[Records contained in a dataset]
□ □ □ □ □ □ □

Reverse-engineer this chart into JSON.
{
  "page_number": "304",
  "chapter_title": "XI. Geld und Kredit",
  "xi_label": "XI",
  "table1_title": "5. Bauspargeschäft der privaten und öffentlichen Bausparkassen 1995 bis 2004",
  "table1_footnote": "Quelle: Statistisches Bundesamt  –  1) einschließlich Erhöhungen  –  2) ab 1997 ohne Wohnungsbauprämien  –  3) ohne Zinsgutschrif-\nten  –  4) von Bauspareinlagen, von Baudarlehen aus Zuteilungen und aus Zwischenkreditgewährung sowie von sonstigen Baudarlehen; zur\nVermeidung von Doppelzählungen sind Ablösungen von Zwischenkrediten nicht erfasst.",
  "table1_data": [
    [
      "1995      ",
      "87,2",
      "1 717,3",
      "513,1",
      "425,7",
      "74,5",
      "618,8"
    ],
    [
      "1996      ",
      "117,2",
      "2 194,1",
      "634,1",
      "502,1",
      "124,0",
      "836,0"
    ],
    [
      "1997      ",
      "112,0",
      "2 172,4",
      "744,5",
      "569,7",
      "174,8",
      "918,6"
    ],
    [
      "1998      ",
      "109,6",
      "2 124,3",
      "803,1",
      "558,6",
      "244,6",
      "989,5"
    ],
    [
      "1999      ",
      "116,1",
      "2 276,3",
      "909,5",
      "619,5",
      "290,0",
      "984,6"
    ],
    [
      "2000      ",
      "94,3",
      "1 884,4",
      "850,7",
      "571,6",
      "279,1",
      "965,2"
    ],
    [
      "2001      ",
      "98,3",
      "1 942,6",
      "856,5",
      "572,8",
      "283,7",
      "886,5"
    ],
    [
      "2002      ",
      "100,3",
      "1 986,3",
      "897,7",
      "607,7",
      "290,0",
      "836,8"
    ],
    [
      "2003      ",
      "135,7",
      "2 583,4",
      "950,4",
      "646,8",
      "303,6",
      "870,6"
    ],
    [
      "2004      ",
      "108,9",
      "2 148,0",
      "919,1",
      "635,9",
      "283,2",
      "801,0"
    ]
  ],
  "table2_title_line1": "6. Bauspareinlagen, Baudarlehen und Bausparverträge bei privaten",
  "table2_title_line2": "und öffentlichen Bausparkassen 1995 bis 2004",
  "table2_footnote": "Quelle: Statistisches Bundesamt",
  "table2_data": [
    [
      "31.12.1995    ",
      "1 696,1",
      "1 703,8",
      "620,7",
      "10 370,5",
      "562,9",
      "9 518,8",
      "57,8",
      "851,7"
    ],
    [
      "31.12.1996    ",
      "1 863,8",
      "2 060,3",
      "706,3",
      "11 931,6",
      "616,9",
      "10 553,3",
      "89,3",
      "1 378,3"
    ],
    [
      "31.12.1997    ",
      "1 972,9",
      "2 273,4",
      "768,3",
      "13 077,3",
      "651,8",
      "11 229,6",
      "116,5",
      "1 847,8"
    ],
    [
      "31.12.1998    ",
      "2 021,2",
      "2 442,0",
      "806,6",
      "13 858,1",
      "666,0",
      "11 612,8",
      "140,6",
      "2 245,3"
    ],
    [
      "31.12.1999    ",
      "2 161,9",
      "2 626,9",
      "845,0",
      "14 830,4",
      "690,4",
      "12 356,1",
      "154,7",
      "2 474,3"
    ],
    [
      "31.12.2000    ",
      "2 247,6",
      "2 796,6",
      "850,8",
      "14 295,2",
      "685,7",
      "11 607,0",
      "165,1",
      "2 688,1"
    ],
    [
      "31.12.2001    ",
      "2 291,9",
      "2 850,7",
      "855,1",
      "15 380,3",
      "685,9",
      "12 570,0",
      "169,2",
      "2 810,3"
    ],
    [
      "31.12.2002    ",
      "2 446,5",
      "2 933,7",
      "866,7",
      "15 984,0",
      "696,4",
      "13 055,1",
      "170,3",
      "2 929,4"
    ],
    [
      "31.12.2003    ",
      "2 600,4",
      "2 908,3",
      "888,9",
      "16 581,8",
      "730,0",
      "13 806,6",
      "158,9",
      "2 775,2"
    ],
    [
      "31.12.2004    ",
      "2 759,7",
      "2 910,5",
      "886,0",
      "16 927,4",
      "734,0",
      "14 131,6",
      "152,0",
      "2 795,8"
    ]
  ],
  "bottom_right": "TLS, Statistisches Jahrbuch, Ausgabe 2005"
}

□ □ □ □ □ □ □

Problem to work on
Pick out every line above that holds the word "Statistisches" and copy it.

Problem solution
  "table1_footnote": "Quelle: Statistisches Bundesamt  –  1) einschließlich Erhöhungen  –  2) ab 1997 ohne Wohnungsbauprämien  –  3) ohne Zinsgutschrif-\nten  –  4) von Bauspareinlagen, von Baudarlehen aus Zuteilungen und aus Zwischenkreditgewährung sowie von sonstigen Baudarlehen; zur\nVermeidung von Doppelzählungen sind Ablösungen von Zwischenkrediten nicht erfasst.",
  "table2_footnote": "Quelle: Statistisches Bundesamt",
  "bottom_right": "TLS, Statistisches Jahrbuch, Ausgabe 2005"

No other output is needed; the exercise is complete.